**QUOTED PASSAGE:**
******************************
The principle of operation of Class C amplifiers is indicated in Fig. 23 N, where the grid bias is set at approximately twice the cutoff value.

Fig. 23 N. The principle of Class C amplifiers. Plate current flows only during part of one-half cycle

The plate current flows only during a portion of the positive half-cycle of the input signal voltage. The input signal voltage must be sufficiently great to drive the grid positive up to saturation. Then the plate efficiency will be high (70 to 75 per cent), the power output will be large, although the power amplification is low. In this type of amplifier, the plate current is proportional to the plate voltage and hence the output power is proportional to the square of the plate voltage. Class C amplifiers are very efficient because the plate current flows only during part of one half-cycle, but their distortion is very bad if they are used without tuned circuits in the amplification of audio signals. The amplifier is generally used in the amplification of a narrow band of frequencies, say the modulated carrier frequency of a transmitting station, in which case the anti-resonant plate load passes only the fundamental frequency and suppresses the harmonics which arise because of the tube distortion. Class C amplifiers require power in their grid circuit, the more so as the grid goes more positive. This represents a minor loss of energy. Because of their high efficiency, Class C amplifiers are used where a very large power output is the primary consideration, as in the last stages of a transmitter.
******************************
**PROVIDED DATA:**
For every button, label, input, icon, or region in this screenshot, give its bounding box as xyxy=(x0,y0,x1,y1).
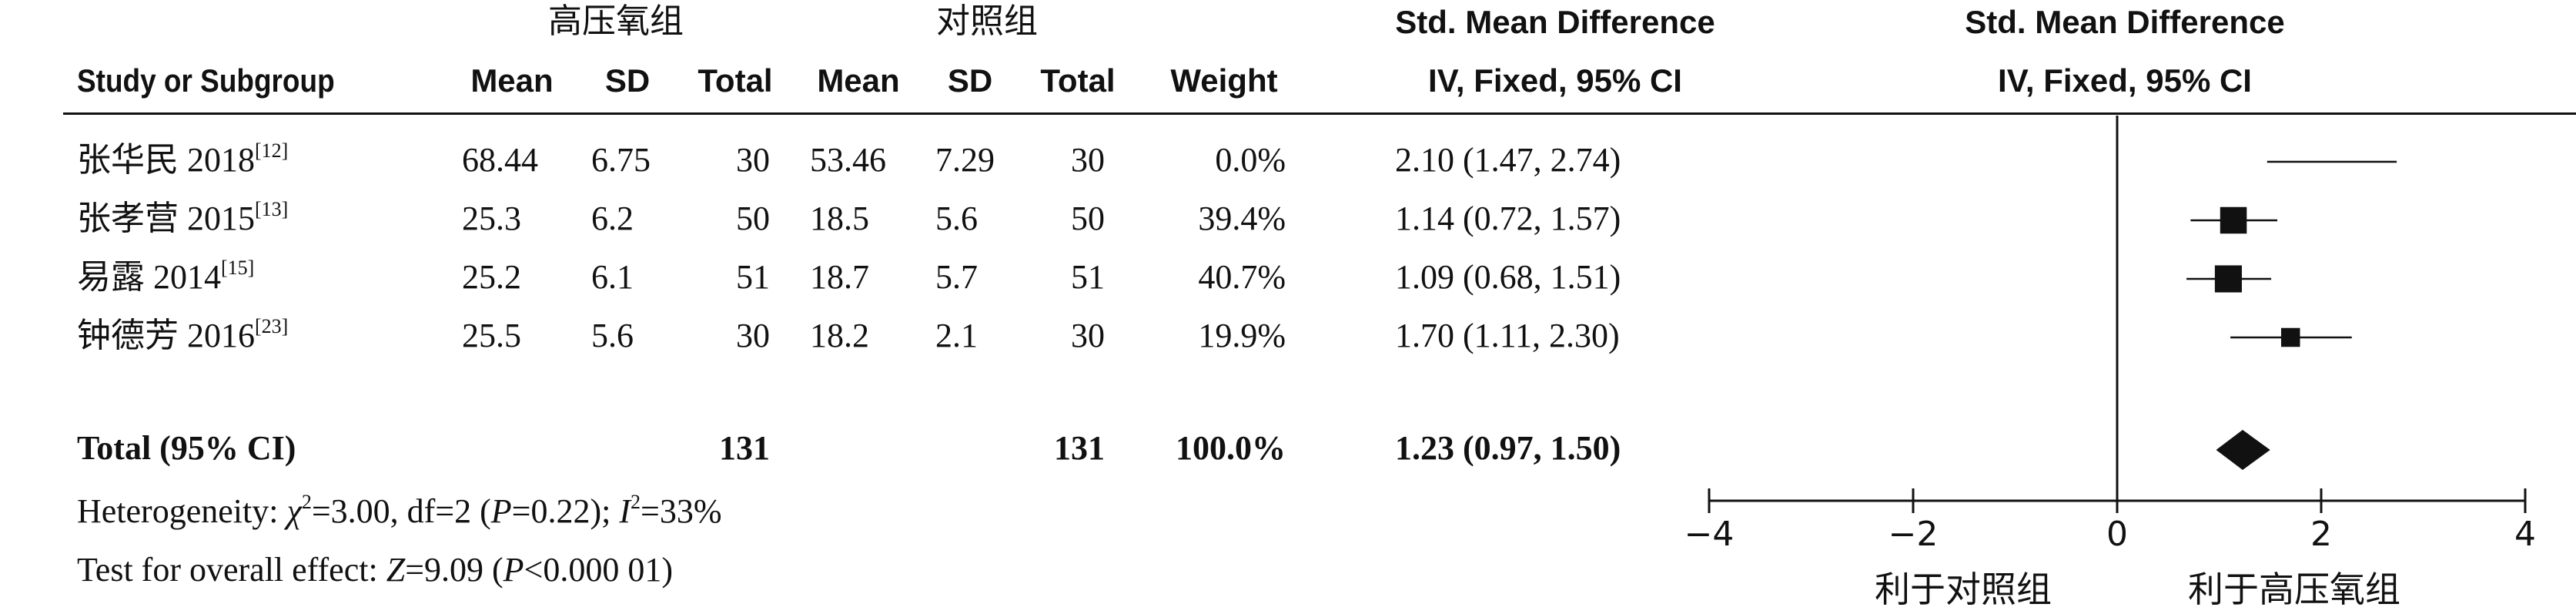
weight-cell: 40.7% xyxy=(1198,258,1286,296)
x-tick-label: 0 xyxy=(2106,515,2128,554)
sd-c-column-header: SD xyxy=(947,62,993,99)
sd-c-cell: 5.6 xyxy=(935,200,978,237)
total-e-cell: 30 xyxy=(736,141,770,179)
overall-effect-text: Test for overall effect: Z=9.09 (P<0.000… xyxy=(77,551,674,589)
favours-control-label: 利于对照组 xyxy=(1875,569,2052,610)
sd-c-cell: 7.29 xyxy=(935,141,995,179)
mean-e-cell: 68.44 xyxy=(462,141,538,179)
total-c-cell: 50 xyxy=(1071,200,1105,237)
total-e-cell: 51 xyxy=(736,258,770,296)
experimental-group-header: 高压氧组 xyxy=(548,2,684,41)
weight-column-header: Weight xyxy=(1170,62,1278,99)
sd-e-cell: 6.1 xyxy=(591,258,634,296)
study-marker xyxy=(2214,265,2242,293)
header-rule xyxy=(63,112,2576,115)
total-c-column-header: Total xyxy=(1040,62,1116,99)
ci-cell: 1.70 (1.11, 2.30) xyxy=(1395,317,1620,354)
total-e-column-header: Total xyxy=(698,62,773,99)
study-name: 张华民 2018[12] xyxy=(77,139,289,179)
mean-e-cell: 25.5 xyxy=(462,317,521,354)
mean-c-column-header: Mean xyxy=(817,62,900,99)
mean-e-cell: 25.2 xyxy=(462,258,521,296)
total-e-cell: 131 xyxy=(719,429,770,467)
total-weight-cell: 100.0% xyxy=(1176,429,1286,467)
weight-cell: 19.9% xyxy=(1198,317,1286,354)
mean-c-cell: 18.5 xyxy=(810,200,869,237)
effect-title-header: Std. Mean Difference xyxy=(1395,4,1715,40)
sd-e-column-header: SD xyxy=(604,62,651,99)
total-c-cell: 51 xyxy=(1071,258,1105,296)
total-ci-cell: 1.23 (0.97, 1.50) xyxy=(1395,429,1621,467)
******************************
**TASKS TO CARRY OUT:**
a - In the passage on Class C amplifiers, at roughly what value is the grid bias set?
b - Based on the passage on Class C amplifiers, explain why these amplifiers are used in the last stages of a transmitter.
The material is not required here.

**WRITTEN ANSWERS:**
a - It is set at approximately twice the cutoff value.

b - Class C amplifiers are very efficient, reaching a plate efficiency of 70 to 75 percent, because plate current flows only during part of one half-cycle. This high efficiency suits them to uses where a very large power output is the primary consideration, such as the last stages of a transmitter.